Type out every line of the records below word for word, leaving out the pictures.

[START EXERCISE INPUTS]

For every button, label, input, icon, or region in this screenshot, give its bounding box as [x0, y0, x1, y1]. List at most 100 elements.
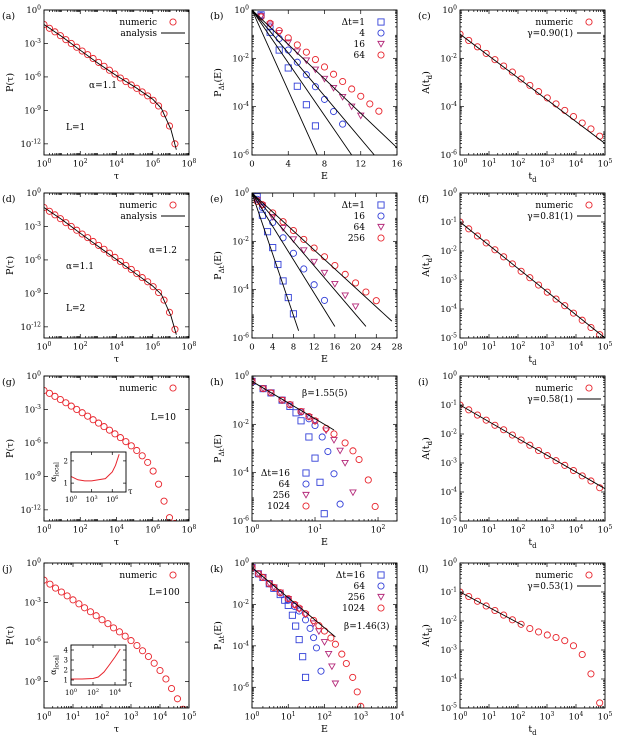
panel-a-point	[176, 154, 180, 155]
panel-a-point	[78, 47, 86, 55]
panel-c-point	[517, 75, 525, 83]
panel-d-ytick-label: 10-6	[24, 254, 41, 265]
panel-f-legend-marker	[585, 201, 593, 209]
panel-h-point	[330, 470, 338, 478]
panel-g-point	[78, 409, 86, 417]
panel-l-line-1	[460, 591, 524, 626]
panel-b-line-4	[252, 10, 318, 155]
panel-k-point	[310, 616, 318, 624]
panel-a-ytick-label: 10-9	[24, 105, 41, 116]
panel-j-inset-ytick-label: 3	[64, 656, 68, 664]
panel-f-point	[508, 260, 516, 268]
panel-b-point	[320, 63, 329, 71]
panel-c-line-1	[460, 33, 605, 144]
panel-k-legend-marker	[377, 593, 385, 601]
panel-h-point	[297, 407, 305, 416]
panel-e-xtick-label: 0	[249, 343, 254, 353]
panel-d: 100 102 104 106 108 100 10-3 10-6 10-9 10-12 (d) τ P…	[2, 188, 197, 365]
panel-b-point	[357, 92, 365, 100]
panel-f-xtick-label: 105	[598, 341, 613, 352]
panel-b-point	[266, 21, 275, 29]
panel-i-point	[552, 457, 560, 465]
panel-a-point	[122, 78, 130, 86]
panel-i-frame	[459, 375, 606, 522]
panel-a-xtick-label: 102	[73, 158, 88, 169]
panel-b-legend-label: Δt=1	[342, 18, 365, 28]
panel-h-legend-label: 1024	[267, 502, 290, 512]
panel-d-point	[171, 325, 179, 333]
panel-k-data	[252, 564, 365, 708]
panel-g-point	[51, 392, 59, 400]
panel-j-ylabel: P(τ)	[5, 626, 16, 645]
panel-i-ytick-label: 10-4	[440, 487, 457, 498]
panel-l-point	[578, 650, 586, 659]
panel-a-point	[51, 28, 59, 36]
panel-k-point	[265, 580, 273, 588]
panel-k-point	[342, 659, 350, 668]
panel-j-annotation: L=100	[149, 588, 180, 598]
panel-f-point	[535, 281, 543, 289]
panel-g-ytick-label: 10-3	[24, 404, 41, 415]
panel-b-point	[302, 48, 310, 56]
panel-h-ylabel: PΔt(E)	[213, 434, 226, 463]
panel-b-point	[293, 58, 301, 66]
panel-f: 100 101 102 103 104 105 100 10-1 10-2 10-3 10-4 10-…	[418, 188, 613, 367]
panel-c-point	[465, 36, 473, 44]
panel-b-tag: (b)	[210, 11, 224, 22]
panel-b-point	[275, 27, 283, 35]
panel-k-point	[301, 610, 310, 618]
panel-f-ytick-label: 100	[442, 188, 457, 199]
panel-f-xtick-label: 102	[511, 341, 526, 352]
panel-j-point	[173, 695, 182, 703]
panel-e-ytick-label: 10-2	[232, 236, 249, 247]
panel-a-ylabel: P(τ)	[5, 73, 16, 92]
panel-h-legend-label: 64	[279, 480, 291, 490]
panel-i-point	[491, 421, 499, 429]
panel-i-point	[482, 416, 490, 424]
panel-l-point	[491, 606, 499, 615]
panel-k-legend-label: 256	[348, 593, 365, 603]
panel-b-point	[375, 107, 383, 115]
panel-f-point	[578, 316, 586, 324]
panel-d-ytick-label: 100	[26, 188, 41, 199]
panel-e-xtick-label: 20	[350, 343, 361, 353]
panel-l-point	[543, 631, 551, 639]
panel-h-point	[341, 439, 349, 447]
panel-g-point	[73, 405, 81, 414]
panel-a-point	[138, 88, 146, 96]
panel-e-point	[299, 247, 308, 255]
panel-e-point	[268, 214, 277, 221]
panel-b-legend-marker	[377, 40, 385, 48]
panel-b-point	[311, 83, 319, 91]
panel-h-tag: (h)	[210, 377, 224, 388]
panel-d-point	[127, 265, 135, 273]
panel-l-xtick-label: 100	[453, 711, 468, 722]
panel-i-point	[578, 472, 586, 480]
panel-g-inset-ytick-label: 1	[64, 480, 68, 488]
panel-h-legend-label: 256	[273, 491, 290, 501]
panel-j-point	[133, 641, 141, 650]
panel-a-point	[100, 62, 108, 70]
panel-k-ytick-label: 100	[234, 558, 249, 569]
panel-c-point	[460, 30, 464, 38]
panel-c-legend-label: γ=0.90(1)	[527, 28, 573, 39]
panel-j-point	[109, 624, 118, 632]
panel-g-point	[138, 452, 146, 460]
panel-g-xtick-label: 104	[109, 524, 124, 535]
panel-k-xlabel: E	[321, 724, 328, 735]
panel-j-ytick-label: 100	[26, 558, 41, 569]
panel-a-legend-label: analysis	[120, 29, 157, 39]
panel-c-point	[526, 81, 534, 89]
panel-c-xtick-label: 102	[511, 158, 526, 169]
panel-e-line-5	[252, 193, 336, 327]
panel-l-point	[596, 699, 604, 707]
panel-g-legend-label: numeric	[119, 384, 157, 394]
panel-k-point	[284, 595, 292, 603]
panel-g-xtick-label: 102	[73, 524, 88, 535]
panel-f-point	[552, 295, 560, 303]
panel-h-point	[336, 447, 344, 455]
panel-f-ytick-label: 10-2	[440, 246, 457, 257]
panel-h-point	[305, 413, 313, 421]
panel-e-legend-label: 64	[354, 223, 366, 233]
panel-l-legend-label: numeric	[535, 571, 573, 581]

[END EXERCISE INPUTS]

> **THE RESPONSE**:
For every button, label, input, icon, or region in this screenshot, give its bounding box as [x0, y0, x1, y1]. List at most 100 elements.
panel-a-point	[176, 154, 180, 155]
panel-a-point	[78, 47, 86, 55]
panel-c-point	[517, 75, 525, 83]
panel-d-ytick-label: 10-6	[24, 254, 41, 265]
panel-f-legend-marker	[585, 201, 593, 209]
panel-h-point	[330, 470, 338, 478]
panel-g-point	[78, 409, 86, 417]
panel-l-line-1	[460, 591, 524, 626]
panel-b-line-4	[252, 10, 318, 155]
panel-k-point	[310, 616, 318, 624]
panel-a-ytick-label: 10-9	[24, 105, 41, 116]
panel-j-inset-ytick-label: 3	[64, 656, 68, 664]
panel-f-point	[508, 260, 516, 268]
panel-b-point	[320, 63, 329, 71]
panel-c-line-1	[460, 33, 605, 144]
panel-k-legend-marker	[377, 593, 385, 601]
panel-h-point	[297, 407, 305, 416]
panel-e-xtick-label: 0	[249, 343, 254, 353]
panel-d: 100 102 104 106 108 100 10-3 10-6 10-9 10-12 (d) τ P…	[2, 188, 197, 365]
panel-b-point	[357, 92, 365, 100]
panel-f-xtick-label: 105	[598, 341, 613, 352]
panel-b-point	[266, 21, 275, 29]
panel-i-point	[552, 457, 560, 465]
panel-a-point	[122, 78, 130, 86]
panel-i-frame	[459, 375, 606, 522]
panel-a-xtick-label: 102	[73, 158, 88, 169]
panel-b-legend-label: Δt=1	[342, 18, 365, 28]
panel-h-legend-label: 1024	[267, 502, 290, 512]
panel-d-point	[171, 325, 179, 333]
panel-k-data	[252, 564, 365, 708]
panel-g-point	[51, 392, 59, 400]
panel-j-ylabel: P(τ)	[5, 626, 16, 645]
panel-i-ytick-label: 10-4	[440, 487, 457, 498]
panel-l-point	[578, 650, 586, 659]
panel-a-point	[51, 28, 59, 36]
panel-k-point	[265, 580, 273, 588]
panel-k-point	[342, 659, 350, 668]
panel-j-annotation: L=100	[149, 588, 180, 598]
panel-f-point	[535, 281, 543, 289]
panel-g-ytick-label: 10-3	[24, 404, 41, 415]
panel-b-point	[302, 48, 310, 56]
panel-h-ylabel: PΔt(E)	[213, 434, 226, 463]
panel-b-point	[293, 58, 301, 66]
panel-f: 100 101 102 103 104 105 100 10-1 10-2 10-3 10-4 10-…	[418, 188, 613, 367]
panel-c-point	[465, 36, 473, 44]
panel-b-tag: (b)	[210, 11, 224, 22]
panel-b-point	[275, 27, 283, 35]
panel-k-point	[301, 610, 310, 618]
panel-f-ytick-label: 100	[442, 188, 457, 199]
panel-f-xtick-label: 102	[511, 341, 526, 352]
panel-j-point	[173, 695, 182, 703]
panel-e-ytick-label: 10-2	[232, 236, 249, 247]
panel-a-ylabel: P(τ)	[5, 73, 16, 92]
panel-h-legend-label: 64	[279, 480, 291, 490]
panel-i-point	[491, 421, 499, 429]
panel-i-point	[482, 416, 490, 424]
panel-l-point	[491, 606, 499, 615]
panel-k-legend-label: 256	[348, 593, 365, 603]
panel-b-point	[375, 107, 383, 115]
panel-f-point	[578, 316, 586, 324]
panel-d-ytick-label: 100	[26, 188, 41, 199]
panel-e-xtick-label: 20	[350, 343, 361, 353]
panel-l-point	[543, 631, 551, 639]
panel-h-point	[341, 439, 349, 447]
panel-g-point	[73, 405, 81, 414]
panel-a-point	[138, 88, 146, 96]
panel-e-point	[299, 247, 308, 255]
panel-e-point	[268, 214, 277, 221]
panel-b-legend-marker	[377, 40, 385, 48]
panel-b-point	[311, 83, 319, 91]
panel-h-tag: (h)	[210, 377, 224, 388]
panel-d-point	[127, 265, 135, 273]
panel-l-xtick-label: 100	[453, 711, 468, 722]
panel-i-point	[578, 472, 586, 480]
panel-g-inset-ytick-label: 1	[64, 480, 68, 488]
panel-h-legend-label: 256	[273, 491, 290, 501]
panel-j-point	[133, 641, 141, 650]
panel-a-point	[100, 62, 108, 70]
panel-k-ytick-label: 100	[234, 558, 249, 569]
panel-c-point	[460, 30, 464, 38]
panel-c-legend-label: γ=0.90(1)	[527, 28, 573, 39]
panel-j-point	[109, 624, 118, 632]
panel-g-point	[138, 452, 146, 460]
panel-g-xtick-label: 104	[109, 524, 124, 535]
panel-k-xlabel: E	[321, 724, 328, 735]
panel-j-ytick-label: 100	[26, 558, 41, 569]
panel-a-legend-label: analysis	[120, 29, 157, 39]
panel-c-point	[526, 81, 534, 89]
panel-c-xtick-label: 102	[511, 158, 526, 169]
panel-e-line-5	[252, 193, 336, 327]
panel-l-point	[596, 699, 604, 707]
panel-g-legend-label: numeric	[119, 384, 157, 394]
panel-k-point	[284, 595, 292, 603]
panel-g-xtick-label: 102	[73, 524, 88, 535]
panel-f-point	[552, 295, 560, 303]
panel-h-point	[336, 447, 344, 455]
panel-f-ytick-label: 10-2	[440, 246, 457, 257]
panel-h-point	[305, 413, 313, 421]
panel-e-legend-label: 64	[354, 223, 366, 233]
panel-l-legend-label: numeric	[535, 571, 573, 581]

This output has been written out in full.